● **Stored records**:
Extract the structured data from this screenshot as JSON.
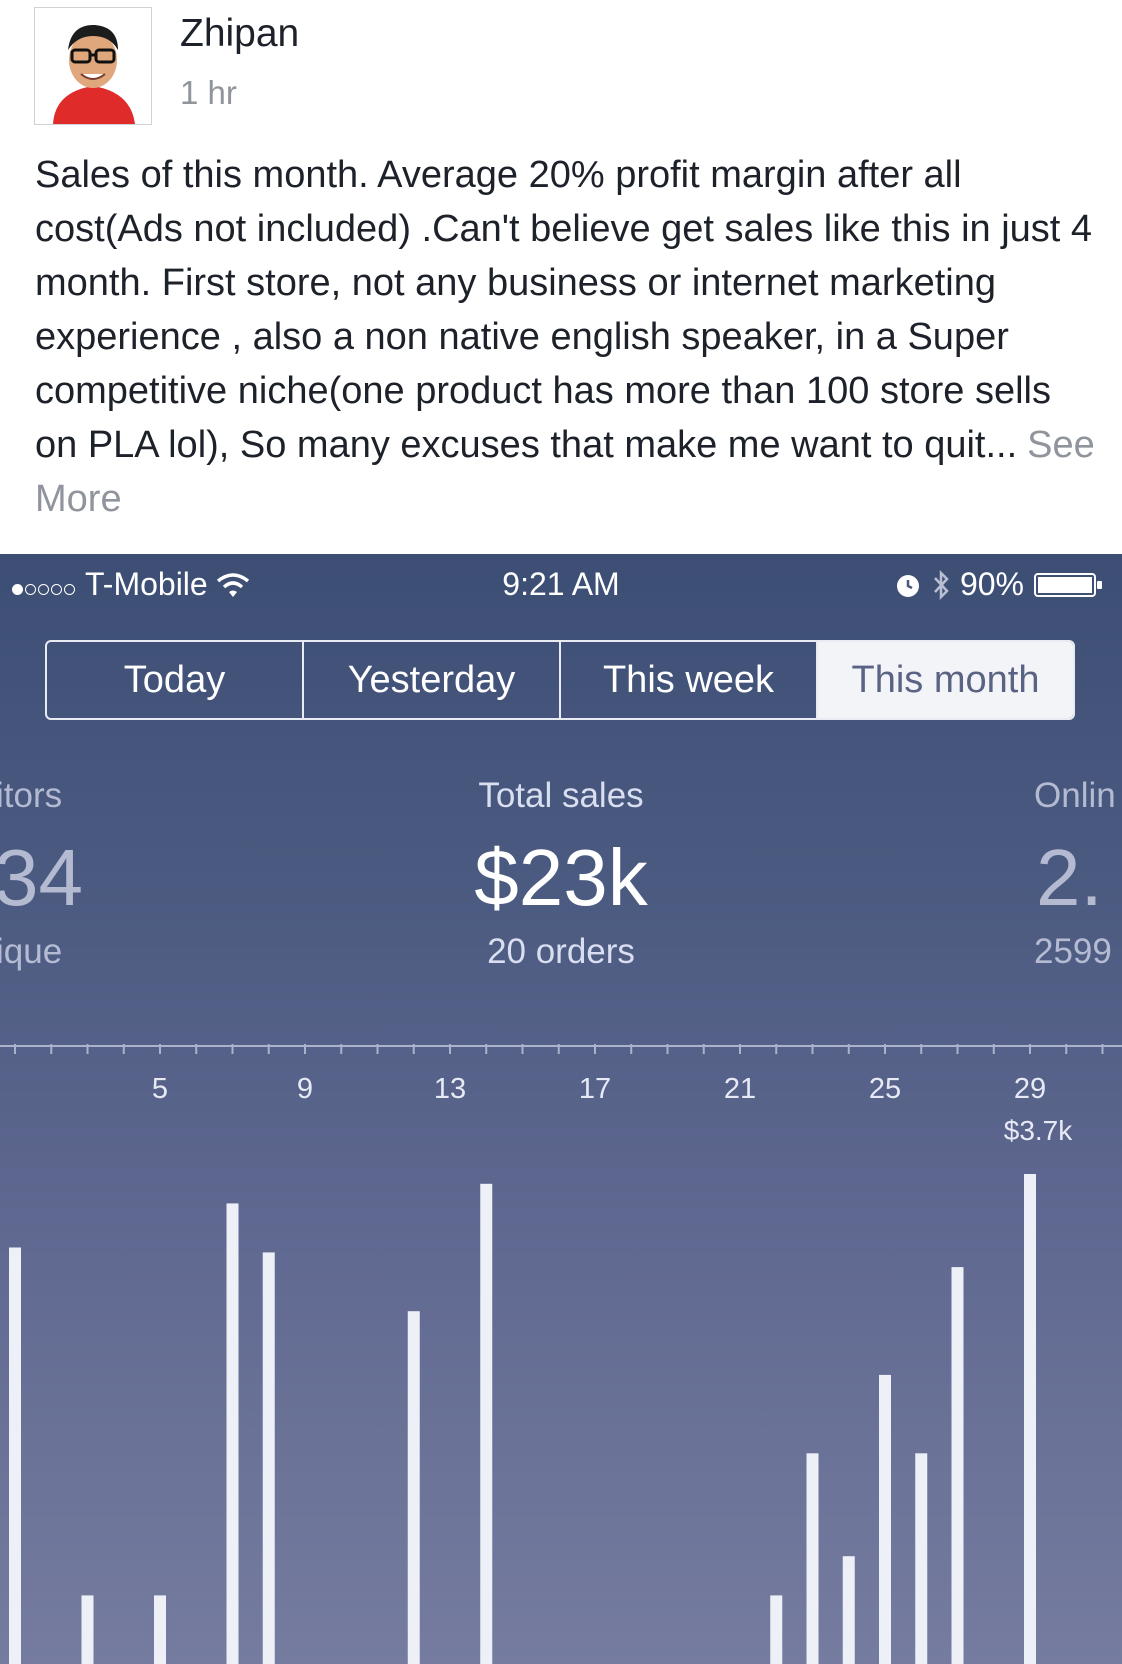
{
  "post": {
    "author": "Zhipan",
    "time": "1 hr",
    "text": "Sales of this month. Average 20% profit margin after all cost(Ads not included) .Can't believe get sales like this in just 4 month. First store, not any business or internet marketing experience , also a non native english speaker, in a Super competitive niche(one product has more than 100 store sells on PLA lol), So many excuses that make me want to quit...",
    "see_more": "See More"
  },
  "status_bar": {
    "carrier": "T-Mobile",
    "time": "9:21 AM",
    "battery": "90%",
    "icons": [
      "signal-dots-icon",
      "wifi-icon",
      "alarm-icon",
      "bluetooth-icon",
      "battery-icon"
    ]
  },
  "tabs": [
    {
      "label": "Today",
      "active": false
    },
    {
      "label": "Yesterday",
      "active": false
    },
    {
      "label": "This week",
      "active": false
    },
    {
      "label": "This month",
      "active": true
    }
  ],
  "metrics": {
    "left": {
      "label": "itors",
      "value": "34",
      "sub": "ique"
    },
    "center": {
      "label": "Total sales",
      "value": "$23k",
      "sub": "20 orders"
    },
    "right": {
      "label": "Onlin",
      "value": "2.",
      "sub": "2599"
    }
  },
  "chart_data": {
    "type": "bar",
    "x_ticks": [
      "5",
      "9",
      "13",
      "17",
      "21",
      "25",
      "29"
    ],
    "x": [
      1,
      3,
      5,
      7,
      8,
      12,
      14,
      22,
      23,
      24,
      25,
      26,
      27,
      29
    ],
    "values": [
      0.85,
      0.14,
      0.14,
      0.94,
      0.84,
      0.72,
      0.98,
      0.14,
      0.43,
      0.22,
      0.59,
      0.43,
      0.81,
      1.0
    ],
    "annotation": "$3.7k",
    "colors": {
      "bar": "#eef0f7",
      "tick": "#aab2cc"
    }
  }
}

● **Goal**: Search the entries for the word "month" and gather every line where it appears.

● **Answer**:
    "text": "Sales of this month. Average 20% profit margin after all cost(Ads not included) .Can't believe get sales like this in just 4 month. First store, not any business or internet marketing experience , also a non native english speaker, in a Super competitive niche(one product has more than 100 store sells on PLA lol), So many excuses that make me want to quit...",
      "label": "This month",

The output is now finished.